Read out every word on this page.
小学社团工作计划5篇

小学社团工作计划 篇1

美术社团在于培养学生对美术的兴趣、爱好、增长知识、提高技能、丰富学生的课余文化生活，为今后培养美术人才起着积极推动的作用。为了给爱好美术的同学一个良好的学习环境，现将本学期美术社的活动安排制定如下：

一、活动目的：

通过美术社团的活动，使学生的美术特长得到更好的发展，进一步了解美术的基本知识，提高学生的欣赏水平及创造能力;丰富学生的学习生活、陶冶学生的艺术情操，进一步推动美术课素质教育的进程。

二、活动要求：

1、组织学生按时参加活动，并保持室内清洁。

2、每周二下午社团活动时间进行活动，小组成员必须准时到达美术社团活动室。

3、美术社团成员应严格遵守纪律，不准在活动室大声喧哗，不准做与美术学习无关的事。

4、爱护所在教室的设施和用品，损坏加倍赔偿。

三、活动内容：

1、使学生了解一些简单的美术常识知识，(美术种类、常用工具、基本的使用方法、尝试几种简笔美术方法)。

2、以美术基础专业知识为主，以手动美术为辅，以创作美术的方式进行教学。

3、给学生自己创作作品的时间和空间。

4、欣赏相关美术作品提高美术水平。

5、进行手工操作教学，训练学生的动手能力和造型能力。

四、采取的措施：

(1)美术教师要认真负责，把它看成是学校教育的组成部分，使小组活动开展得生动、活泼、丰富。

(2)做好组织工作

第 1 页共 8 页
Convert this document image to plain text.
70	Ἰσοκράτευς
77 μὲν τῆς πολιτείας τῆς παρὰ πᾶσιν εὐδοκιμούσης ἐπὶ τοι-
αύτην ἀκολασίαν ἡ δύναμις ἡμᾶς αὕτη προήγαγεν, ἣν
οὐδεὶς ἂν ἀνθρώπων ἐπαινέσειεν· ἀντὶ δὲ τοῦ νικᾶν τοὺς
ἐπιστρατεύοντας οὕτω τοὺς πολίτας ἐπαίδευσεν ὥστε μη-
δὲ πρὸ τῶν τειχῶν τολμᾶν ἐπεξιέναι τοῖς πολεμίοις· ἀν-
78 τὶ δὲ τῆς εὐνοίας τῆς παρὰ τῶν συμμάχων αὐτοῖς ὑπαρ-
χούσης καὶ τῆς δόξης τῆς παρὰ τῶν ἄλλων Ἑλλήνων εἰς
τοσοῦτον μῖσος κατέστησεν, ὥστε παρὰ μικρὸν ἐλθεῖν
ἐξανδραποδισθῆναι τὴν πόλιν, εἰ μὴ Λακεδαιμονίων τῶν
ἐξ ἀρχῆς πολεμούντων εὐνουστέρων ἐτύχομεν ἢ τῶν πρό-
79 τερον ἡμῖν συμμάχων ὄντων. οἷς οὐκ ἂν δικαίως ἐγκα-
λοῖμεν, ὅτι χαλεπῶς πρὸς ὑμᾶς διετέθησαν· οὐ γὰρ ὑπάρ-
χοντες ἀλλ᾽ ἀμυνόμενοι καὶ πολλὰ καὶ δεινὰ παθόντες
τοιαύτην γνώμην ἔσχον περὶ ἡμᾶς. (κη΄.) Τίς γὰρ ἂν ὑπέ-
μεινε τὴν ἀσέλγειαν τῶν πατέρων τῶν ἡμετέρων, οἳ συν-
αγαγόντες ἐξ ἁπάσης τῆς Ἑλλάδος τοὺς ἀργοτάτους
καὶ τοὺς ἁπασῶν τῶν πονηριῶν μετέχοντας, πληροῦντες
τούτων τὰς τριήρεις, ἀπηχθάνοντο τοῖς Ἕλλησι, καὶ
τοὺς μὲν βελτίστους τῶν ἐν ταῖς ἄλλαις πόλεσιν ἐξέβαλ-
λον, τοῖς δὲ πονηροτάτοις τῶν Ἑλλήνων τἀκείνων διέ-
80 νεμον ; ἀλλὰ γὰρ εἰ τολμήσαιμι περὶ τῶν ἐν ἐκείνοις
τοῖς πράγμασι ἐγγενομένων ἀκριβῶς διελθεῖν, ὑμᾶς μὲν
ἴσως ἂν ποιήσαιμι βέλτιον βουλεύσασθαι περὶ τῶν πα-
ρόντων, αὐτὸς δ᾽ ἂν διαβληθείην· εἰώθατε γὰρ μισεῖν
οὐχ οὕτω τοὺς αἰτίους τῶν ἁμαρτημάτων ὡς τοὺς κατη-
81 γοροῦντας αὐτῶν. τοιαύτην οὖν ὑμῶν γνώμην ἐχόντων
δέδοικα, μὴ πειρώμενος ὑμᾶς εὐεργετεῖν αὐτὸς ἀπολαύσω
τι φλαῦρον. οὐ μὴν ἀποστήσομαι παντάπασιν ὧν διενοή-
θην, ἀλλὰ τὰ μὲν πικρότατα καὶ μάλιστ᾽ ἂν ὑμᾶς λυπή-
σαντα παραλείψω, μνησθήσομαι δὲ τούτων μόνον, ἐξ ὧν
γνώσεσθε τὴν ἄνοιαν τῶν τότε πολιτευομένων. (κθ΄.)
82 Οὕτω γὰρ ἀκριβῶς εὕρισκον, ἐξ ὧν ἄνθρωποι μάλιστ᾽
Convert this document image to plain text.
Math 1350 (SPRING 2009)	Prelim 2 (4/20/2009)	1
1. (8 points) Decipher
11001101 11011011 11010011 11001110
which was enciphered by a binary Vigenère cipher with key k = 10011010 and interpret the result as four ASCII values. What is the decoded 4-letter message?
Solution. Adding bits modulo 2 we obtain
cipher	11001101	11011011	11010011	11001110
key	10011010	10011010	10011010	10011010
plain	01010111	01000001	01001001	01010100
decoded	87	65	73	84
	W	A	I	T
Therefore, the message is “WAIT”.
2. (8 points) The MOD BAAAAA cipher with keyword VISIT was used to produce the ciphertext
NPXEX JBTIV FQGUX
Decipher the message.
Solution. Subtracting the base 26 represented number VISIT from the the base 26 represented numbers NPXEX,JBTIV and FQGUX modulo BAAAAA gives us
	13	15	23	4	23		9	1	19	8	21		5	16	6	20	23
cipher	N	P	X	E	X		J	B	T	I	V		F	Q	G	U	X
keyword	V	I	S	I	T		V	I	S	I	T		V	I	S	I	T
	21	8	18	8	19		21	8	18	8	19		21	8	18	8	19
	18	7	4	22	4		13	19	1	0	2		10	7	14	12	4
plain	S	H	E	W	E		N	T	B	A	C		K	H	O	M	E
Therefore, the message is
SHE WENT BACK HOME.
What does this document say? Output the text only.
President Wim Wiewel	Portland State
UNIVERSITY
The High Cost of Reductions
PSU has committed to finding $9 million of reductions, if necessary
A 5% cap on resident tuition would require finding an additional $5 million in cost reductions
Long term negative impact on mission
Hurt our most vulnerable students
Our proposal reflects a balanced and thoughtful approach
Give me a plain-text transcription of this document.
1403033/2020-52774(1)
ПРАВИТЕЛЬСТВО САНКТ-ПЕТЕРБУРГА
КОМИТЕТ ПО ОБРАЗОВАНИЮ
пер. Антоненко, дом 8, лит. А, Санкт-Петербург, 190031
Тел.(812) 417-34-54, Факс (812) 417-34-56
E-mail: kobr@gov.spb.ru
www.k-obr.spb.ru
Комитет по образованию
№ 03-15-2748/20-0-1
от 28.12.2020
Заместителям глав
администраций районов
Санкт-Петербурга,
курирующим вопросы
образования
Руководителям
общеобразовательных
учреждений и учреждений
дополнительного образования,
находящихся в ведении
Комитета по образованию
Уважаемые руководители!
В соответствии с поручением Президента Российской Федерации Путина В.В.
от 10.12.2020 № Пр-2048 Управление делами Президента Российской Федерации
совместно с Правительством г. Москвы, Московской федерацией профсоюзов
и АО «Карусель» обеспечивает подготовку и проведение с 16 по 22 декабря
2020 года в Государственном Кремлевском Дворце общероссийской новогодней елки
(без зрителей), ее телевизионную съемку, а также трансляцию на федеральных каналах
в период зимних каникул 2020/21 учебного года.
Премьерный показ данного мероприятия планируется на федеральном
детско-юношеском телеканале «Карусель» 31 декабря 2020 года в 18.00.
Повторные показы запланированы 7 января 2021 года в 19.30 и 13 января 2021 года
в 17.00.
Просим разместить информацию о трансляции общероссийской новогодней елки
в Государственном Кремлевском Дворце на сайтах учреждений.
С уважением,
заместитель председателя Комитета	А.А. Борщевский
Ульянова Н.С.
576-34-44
____
→ **Directive**
Locate all lines holding the word "елки", then copy them out.

→ **Problem solution**
2020 года в Государственном Кремлевском Дворце общероссийской новогодней елки
Просим разместить информацию о трансляции общероссийской новогодней елки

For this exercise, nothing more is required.